**AVAILABLE RECORDS:**
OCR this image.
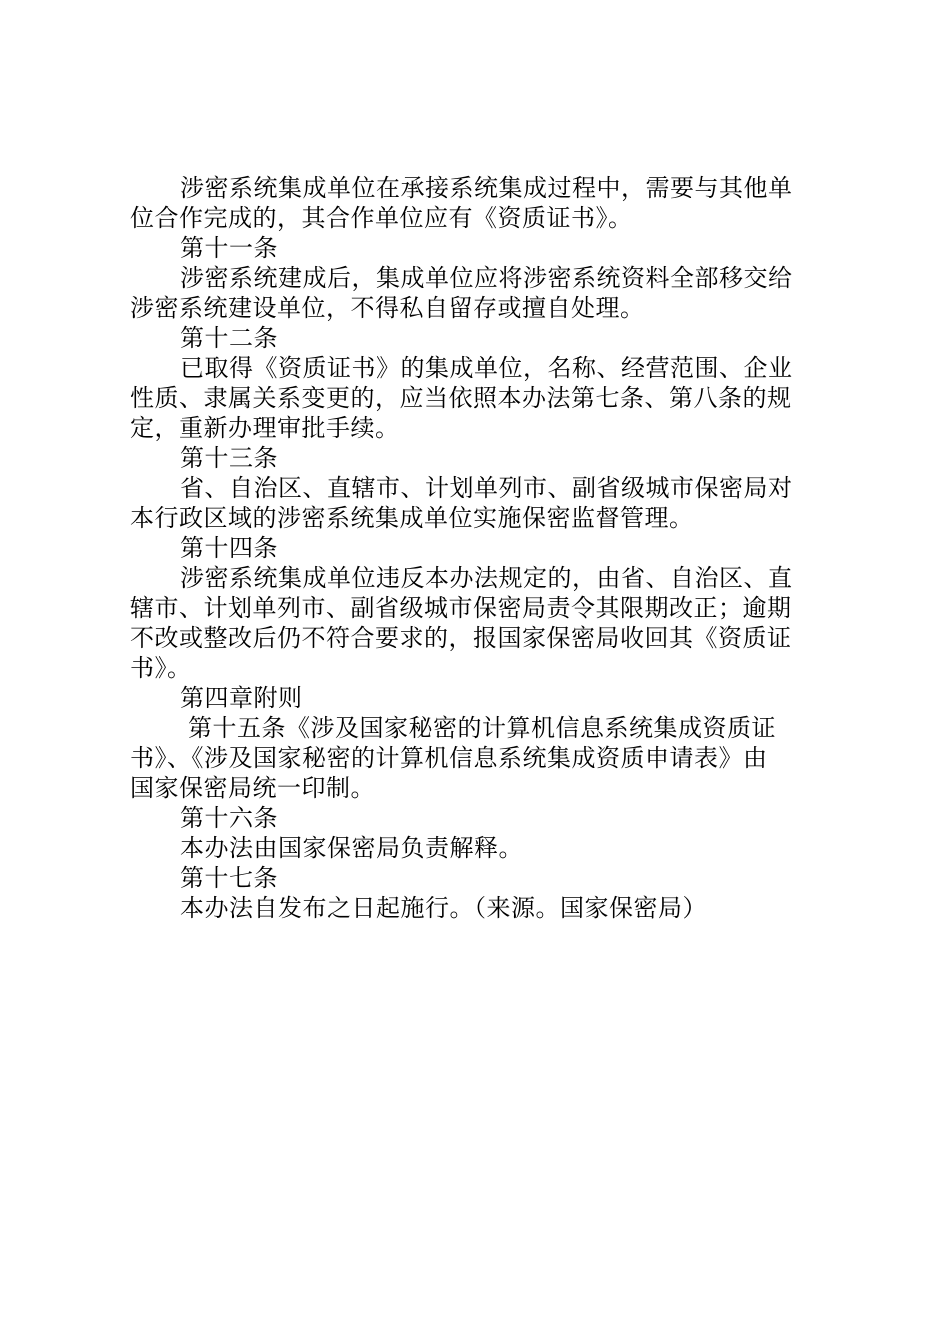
涉密系统集成单位在承接系统集成过程中，需要与其他单
位合作完成的，其合作单位应有《资质证书》。
第十一条
涉密系统建成后，集成单位应将涉密系统资料全部移交给
涉密系统建设单位，不得私自留存或擅自处理。
第十二条
已取得《资质证书》的集成单位，名称、经营范围、企业
性质、隶属关系变更的，应当依照本办法第七条、第八条的规
定，重新办理审批手续。
第十三条
省、自治区、直辖市、计划单列市、副省级城市保密局对
本行政区域的涉密系统集成单位实施保密监督管理。
第十四条
涉密系统集成单位违反本办法规定的，由省、自治区、直
辖市、计划单列市、副省级城市保密局责令其限期改正；逾期
不改或整改后仍不符合要求的，报国家保密局收回其《资质证
书》。
第四章附则
第十五条《涉及国家秘密的计算机信息系统集成资质证
书》、《涉及国家秘密的计算机信息系统集成资质申请表》由
国家保密局统一印制。
第十六条
本办法由国家保密局负责解释。
第十七条
本办法自发布之日起施行。（来源。国家保密局）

**DESCRIPTION OF THE TASK:** Ignore the images and quote every line of the listing exactly.

**CORRECT OUTPUT:**
OCR this image.
涉密系统集成单位在承接系统集成过程中，需要与其他单
位合作完成的，其合作单位应有《资质证书》。
第十一条
涉密系统建成后，集成单位应将涉密系统资料全部移交给
涉密系统建设单位，不得私自留存或擅自处理。
第十二条
已取得《资质证书》的集成单位，名称、经营范围、企业
性质、隶属关系变更的，应当依照本办法第七条、第八条的规
定，重新办理审批手续。
第十三条
省、自治区、直辖市、计划单列市、副省级城市保密局对
本行政区域的涉密系统集成单位实施保密监督管理。
第十四条
涉密系统集成单位违反本办法规定的，由省、自治区、直
辖市、计划单列市、副省级城市保密局责令其限期改正；逾期
不改或整改后仍不符合要求的，报国家保密局收回其《资质证
书》。
第四章附则
第十五条《涉及国家秘密的计算机信息系统集成资质证
书》、《涉及国家秘密的计算机信息系统集成资质申请表》由
国家保密局统一印制。
第十六条
本办法由国家保密局负责解释。
第十七条
本办法自发布之日起施行。（来源。国家保密局）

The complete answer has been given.